### Stored dataset items
┌──

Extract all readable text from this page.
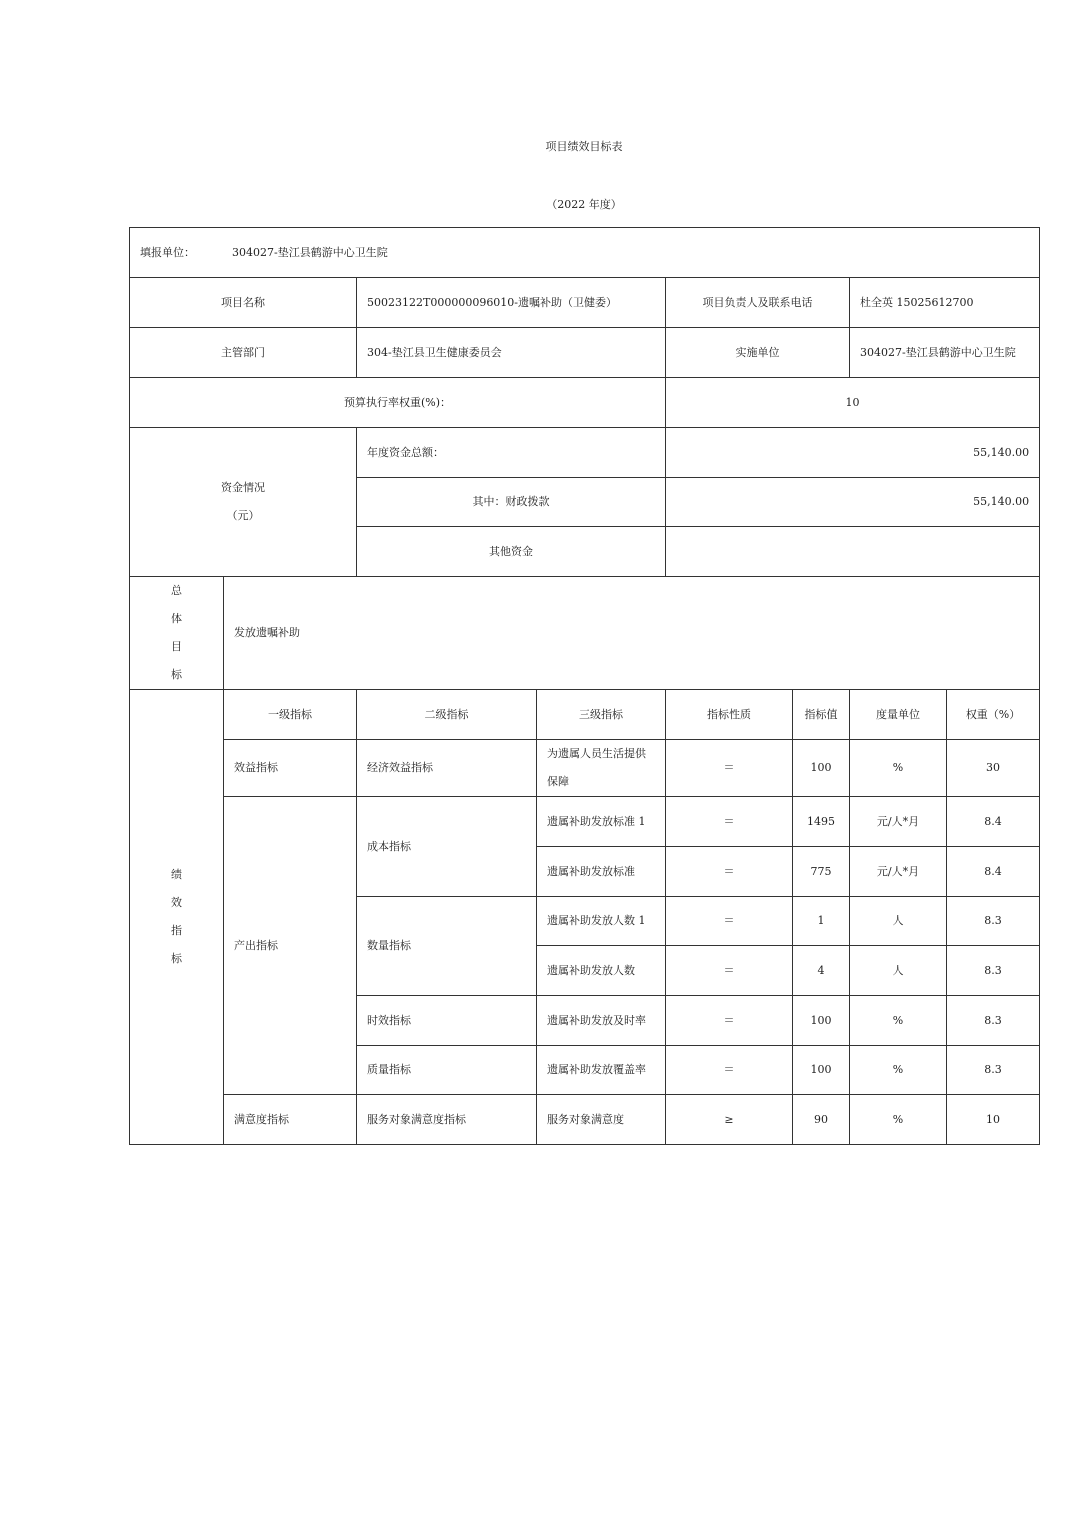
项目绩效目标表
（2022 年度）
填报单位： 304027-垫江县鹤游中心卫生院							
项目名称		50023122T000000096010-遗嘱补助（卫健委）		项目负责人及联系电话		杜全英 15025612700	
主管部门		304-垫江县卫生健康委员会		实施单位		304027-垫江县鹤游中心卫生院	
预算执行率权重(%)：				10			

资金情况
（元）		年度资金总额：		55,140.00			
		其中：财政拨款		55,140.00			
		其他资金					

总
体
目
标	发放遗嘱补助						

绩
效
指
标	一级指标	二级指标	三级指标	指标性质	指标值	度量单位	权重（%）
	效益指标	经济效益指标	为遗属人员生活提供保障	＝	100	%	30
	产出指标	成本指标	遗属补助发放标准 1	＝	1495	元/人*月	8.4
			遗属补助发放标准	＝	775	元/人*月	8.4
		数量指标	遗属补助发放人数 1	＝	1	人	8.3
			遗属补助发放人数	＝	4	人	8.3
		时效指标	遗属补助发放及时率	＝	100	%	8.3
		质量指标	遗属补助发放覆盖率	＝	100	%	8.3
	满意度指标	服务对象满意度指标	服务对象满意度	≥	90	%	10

└──

### GIVEN EXERCISE
Repeat all of the entries word for word, but omit the pictures.

### TASK OUTPUT
Extract all readable text from this page.
项目绩效目标表
（2022 年度）
填报单位： 304027-垫江县鹤游中心卫生院							
项目名称		50023122T000000096010-遗嘱补助（卫健委）		项目负责人及联系电话		杜全英 15025612700	
主管部门		304-垫江县卫生健康委员会		实施单位		304027-垫江县鹤游中心卫生院	
预算执行率权重(%)：				10			

资金情况
（元）		年度资金总额：		55,140.00			
		其中：财政拨款		55,140.00			
		其他资金					

总
体
目
标	发放遗嘱补助						

绩
效
指
标	一级指标	二级指标	三级指标	指标性质	指标值	度量单位	权重（%）
	效益指标	经济效益指标	为遗属人员生活提供保障	＝	100	%	30
	产出指标	成本指标	遗属补助发放标准 1	＝	1495	元/人*月	8.4
			遗属补助发放标准	＝	775	元/人*月	8.4
		数量指标	遗属补助发放人数 1	＝	1	人	8.3
			遗属补助发放人数	＝	4	人	8.3
		时效指标	遗属补助发放及时率	＝	100	%	8.3
		质量指标	遗属补助发放覆盖率	＝	100	%	8.3
	满意度指标	服务对象满意度指标	服务对象满意度	≥	90	%	10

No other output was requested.